(Stored data)
------------------------------------

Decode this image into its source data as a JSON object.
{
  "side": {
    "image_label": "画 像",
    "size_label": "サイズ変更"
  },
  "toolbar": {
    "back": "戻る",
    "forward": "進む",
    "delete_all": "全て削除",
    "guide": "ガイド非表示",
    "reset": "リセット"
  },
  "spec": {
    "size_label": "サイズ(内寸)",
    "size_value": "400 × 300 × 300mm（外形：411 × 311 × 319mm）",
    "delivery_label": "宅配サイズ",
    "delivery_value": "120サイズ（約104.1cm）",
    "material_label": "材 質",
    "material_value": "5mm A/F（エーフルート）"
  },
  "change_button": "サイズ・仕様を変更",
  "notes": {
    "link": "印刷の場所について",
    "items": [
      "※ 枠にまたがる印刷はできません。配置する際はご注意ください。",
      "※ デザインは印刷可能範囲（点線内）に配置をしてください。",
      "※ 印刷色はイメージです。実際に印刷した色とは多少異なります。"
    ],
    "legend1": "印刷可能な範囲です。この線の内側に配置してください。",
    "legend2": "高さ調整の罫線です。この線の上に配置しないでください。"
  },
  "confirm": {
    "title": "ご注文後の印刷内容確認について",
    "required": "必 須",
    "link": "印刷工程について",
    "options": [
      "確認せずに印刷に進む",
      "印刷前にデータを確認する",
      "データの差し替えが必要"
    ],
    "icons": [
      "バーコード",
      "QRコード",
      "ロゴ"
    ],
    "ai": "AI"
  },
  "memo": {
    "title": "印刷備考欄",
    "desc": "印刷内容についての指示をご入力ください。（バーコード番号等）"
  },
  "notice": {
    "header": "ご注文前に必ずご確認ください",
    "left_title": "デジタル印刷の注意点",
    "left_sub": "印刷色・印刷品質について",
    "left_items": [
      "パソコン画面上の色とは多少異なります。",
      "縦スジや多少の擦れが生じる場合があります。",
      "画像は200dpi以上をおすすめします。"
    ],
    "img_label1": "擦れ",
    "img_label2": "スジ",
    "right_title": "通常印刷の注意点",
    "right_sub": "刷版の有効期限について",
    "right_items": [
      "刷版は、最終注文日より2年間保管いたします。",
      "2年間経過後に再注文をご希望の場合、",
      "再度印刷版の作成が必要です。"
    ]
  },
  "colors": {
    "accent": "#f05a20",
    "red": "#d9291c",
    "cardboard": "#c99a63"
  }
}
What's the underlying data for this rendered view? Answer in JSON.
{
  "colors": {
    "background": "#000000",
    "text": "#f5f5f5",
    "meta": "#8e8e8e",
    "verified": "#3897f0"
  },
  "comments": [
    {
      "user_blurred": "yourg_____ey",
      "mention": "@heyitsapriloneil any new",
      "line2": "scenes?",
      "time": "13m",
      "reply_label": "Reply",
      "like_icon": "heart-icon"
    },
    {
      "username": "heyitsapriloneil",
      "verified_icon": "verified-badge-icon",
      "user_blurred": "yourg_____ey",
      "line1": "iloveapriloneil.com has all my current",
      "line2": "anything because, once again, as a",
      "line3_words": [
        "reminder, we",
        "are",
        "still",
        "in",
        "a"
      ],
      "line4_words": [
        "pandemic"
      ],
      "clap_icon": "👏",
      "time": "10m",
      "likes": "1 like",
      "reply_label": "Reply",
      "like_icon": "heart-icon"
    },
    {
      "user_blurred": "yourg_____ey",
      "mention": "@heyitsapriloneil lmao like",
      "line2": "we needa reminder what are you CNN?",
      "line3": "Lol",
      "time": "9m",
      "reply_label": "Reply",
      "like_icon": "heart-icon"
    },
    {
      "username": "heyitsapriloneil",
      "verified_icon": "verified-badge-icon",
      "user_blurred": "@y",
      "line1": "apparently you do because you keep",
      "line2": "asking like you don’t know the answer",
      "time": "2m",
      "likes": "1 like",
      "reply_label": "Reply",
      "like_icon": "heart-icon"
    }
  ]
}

------------------------------------

Reproduce each line verbatim.

Decode this image into its source data as a JSON object.
{
  "side": {
    "image_label": "画 像",
    "size_label": "サイズ変更"
  },
  "toolbar": {
    "back": "戻る",
    "forward": "進む",
    "delete_all": "全て削除",
    "guide": "ガイド非表示",
    "reset": "リセット"
  },
  "spec": {
    "size_label": "サイズ(内寸)",
    "size_value": "400 × 300 × 300mm（外形：411 × 311 × 319mm）",
    "delivery_label": "宅配サイズ",
    "delivery_value": "120サイズ（約104.1cm）",
    "material_label": "材 質",
    "material_value": "5mm A/F（エーフルート）"
  },
  "change_button": "サイズ・仕様を変更",
  "notes": {
    "link": "印刷の場所について",
    "items": [
      "※ 枠にまたがる印刷はできません。配置する際はご注意ください。",
      "※ デザインは印刷可能範囲（点線内）に配置をしてください。",
      "※ 印刷色はイメージです。実際に印刷した色とは多少異なります。"
    ],
    "legend1": "印刷可能な範囲です。この線の内側に配置してください。",
    "legend2": "高さ調整の罫線です。この線の上に配置しないでください。"
  },
  "confirm": {
    "title": "ご注文後の印刷内容確認について",
    "required": "必 須",
    "link": "印刷工程について",
    "options": [
      "確認せずに印刷に進む",
      "印刷前にデータを確認する",
      "データの差し替えが必要"
    ],
    "icons": [
      "バーコード",
      "QRコード",
      "ロゴ"
    ],
    "ai": "AI"
  },
  "memo": {
    "title": "印刷備考欄",
    "desc": "印刷内容についての指示をご入力ください。（バーコード番号等）"
  },
  "notice": {
    "header": "ご注文前に必ずご確認ください",
    "left_title": "デジタル印刷の注意点",
    "left_sub": "印刷色・印刷品質について",
    "left_items": [
      "パソコン画面上の色とは多少異なります。",
      "縦スジや多少の擦れが生じる場合があります。",
      "画像は200dpi以上をおすすめします。"
    ],
    "img_label1": "擦れ",
    "img_label2": "スジ",
    "right_title": "通常印刷の注意点",
    "right_sub": "刷版の有効期限について",
    "right_items": [
      "刷版は、最終注文日より2年間保管いたします。",
      "2年間経過後に再注文をご希望の場合、",
      "再度印刷版の作成が必要です。"
    ]
  },
  "colors": {
    "accent": "#f05a20",
    "red": "#d9291c",
    "cardboard": "#c99a63"
  }
}
What's the underlying data for this rendered view? Answer in JSON.
{
  "colors": {
    "background": "#000000",
    "text": "#f5f5f5",
    "meta": "#8e8e8e",
    "verified": "#3897f0"
  },
  "comments": [
    {
      "user_blurred": "yourg_____ey",
      "mention": "@heyitsapriloneil any new",
      "line2": "scenes?",
      "time": "13m",
      "reply_label": "Reply",
      "like_icon": "heart-icon"
    },
    {
      "username": "heyitsapriloneil",
      "verified_icon": "verified-badge-icon",
      "user_blurred": "yourg_____ey",
      "line1": "iloveapriloneil.com has all my current",
      "line2": "anything because, once again, as a",
      "line3_words": [
        "reminder, we",
        "are",
        "still",
        "in",
        "a"
      ],
      "line4_words": [
        "pandemic"
      ],
      "clap_icon": "👏",
      "time": "10m",
      "likes": "1 like",
      "reply_label": "Reply",
      "like_icon": "heart-icon"
    },
    {
      "user_blurred": "yourg_____ey",
      "mention": "@heyitsapriloneil lmao like",
      "line2": "we needa reminder what are you CNN?",
      "line3": "Lol",
      "time": "9m",
      "reply_label": "Reply",
      "like_icon": "heart-icon"
    },
    {
      "username": "heyitsapriloneil",
      "verified_icon": "verified-badge-icon",
      "user_blurred": "@y",
      "line1": "apparently you do because you keep",
      "line2": "asking like you don’t know the answer",
      "time": "2m",
      "likes": "1 like",
      "reply_label": "Reply",
      "like_icon": "heart-icon"
    }
  ]
}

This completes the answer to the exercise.